## Problem description
Write out the listing below again, precisely as it is given.

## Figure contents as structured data
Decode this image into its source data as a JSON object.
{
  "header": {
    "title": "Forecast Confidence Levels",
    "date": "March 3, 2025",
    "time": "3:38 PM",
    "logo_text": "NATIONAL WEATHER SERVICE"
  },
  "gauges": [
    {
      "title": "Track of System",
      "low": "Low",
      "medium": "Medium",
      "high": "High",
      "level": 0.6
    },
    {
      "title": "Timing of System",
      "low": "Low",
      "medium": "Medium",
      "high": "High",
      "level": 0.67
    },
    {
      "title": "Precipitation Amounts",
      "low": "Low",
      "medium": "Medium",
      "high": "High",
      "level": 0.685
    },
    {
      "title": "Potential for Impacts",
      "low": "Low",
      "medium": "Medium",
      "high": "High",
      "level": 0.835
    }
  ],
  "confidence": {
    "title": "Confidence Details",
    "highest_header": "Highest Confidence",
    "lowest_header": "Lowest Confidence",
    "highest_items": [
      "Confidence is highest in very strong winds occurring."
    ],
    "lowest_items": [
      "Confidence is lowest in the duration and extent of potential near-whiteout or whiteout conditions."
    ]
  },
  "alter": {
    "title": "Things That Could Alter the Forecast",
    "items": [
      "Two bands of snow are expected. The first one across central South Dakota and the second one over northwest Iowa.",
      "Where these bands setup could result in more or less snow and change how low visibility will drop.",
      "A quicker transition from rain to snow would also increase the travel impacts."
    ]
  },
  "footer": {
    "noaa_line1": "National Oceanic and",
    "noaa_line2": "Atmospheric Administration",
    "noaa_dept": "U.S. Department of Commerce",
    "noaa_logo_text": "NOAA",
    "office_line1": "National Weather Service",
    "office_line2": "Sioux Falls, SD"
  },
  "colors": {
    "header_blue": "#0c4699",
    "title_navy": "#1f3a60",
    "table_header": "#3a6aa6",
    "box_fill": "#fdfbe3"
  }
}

## Task output
Decode this image into its source data as a JSON object.
{
  "header": {
    "title": "Forecast Confidence Levels",
    "date": "March 3, 2025",
    "time": "3:38 PM",
    "logo_text": "NATIONAL WEATHER SERVICE"
  },
  "gauges": [
    {
      "title": "Track of System",
      "low": "Low",
      "medium": "Medium",
      "high": "High",
      "level": 0.6
    },
    {
      "title": "Timing of System",
      "low": "Low",
      "medium": "Medium",
      "high": "High",
      "level": 0.67
    },
    {
      "title": "Precipitation Amounts",
      "low": "Low",
      "medium": "Medium",
      "high": "High",
      "level": 0.685
    },
    {
      "title": "Potential for Impacts",
      "low": "Low",
      "medium": "Medium",
      "high": "High",
      "level": 0.835
    }
  ],
  "confidence": {
    "title": "Confidence Details",
    "highest_header": "Highest Confidence",
    "lowest_header": "Lowest Confidence",
    "highest_items": [
      "Confidence is highest in very strong winds occurring."
    ],
    "lowest_items": [
      "Confidence is lowest in the duration and extent of potential near-whiteout or whiteout conditions."
    ]
  },
  "alter": {
    "title": "Things That Could Alter the Forecast",
    "items": [
      "Two bands of snow are expected. The first one across central South Dakota and the second one over northwest Iowa.",
      "Where these bands setup could result in more or less snow and change how low visibility will drop.",
      "A quicker transition from rain to snow would also increase the travel impacts."
    ]
  },
  "footer": {
    "noaa_line1": "National Oceanic and",
    "noaa_line2": "Atmospheric Administration",
    "noaa_dept": "U.S. Department of Commerce",
    "noaa_logo_text": "NOAA",
    "office_line1": "National Weather Service",
    "office_line2": "Sioux Falls, SD"
  },
  "colors": {
    "header_blue": "#0c4699",
    "title_navy": "#1f3a60",
    "table_header": "#3a6aa6",
    "box_fill": "#fdfbe3"
  }
}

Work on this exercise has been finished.